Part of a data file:

[START]

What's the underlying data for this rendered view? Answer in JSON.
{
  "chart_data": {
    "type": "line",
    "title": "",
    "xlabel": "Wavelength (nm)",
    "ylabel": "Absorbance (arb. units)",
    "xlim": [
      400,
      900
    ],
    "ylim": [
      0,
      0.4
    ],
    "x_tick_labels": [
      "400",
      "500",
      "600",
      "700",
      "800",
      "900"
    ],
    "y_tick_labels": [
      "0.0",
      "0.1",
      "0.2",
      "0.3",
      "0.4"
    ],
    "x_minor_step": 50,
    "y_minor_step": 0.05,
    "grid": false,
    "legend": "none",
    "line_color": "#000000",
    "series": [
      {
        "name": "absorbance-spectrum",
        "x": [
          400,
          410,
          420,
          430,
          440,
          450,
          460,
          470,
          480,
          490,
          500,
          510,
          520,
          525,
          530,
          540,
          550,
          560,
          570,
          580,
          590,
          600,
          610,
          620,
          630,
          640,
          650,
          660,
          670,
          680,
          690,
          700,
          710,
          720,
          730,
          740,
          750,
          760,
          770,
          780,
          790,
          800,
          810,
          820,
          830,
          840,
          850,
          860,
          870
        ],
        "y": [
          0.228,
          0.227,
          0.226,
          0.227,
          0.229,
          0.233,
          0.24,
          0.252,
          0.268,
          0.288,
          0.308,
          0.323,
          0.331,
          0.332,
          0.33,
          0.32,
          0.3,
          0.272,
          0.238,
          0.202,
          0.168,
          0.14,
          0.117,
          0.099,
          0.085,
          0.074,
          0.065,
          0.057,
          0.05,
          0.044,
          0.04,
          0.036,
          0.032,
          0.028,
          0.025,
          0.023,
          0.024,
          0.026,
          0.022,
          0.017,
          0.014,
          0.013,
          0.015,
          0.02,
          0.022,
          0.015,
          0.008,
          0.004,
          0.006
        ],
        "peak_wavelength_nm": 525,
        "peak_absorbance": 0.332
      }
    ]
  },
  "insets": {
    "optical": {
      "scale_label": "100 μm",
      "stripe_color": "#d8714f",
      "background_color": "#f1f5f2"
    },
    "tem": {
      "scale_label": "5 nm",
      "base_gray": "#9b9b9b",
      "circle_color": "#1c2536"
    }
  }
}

[END]

* **YOUR INSTRUCTIONS**:
Retype the material in full, character for character.

* **ANSWER BELOW**:
What's the underlying data for this rendered view? Answer in JSON.
{
  "chart_data": {
    "type": "line",
    "title": "",
    "xlabel": "Wavelength (nm)",
    "ylabel": "Absorbance (arb. units)",
    "xlim": [
      400,
      900
    ],
    "ylim": [
      0,
      0.4
    ],
    "x_tick_labels": [
      "400",
      "500",
      "600",
      "700",
      "800",
      "900"
    ],
    "y_tick_labels": [
      "0.0",
      "0.1",
      "0.2",
      "0.3",
      "0.4"
    ],
    "x_minor_step": 50,
    "y_minor_step": 0.05,
    "grid": false,
    "legend": "none",
    "line_color": "#000000",
    "series": [
      {
        "name": "absorbance-spectrum",
        "x": [
          400,
          410,
          420,
          430,
          440,
          450,
          460,
          470,
          480,
          490,
          500,
          510,
          520,
          525,
          530,
          540,
          550,
          560,
          570,
          580,
          590,
          600,
          610,
          620,
          630,
          640,
          650,
          660,
          670,
          680,
          690,
          700,
          710,
          720,
          730,
          740,
          750,
          760,
          770,
          780,
          790,
          800,
          810,
          820,
          830,
          840,
          850,
          860,
          870
        ],
        "y": [
          0.228,
          0.227,
          0.226,
          0.227,
          0.229,
          0.233,
          0.24,
          0.252,
          0.268,
          0.288,
          0.308,
          0.323,
          0.331,
          0.332,
          0.33,
          0.32,
          0.3,
          0.272,
          0.238,
          0.202,
          0.168,
          0.14,
          0.117,
          0.099,
          0.085,
          0.074,
          0.065,
          0.057,
          0.05,
          0.044,
          0.04,
          0.036,
          0.032,
          0.028,
          0.025,
          0.023,
          0.024,
          0.026,
          0.022,
          0.017,
          0.014,
          0.013,
          0.015,
          0.02,
          0.022,
          0.015,
          0.008,
          0.004,
          0.006
        ],
        "peak_wavelength_nm": 525,
        "peak_absorbance": 0.332
      }
    ]
  },
  "insets": {
    "optical": {
      "scale_label": "100 μm",
      "stripe_color": "#d8714f",
      "background_color": "#f1f5f2"
    },
    "tem": {
      "scale_label": "5 nm",
      "base_gray": "#9b9b9b",
      "circle_color": "#1c2536"
    }
  }
}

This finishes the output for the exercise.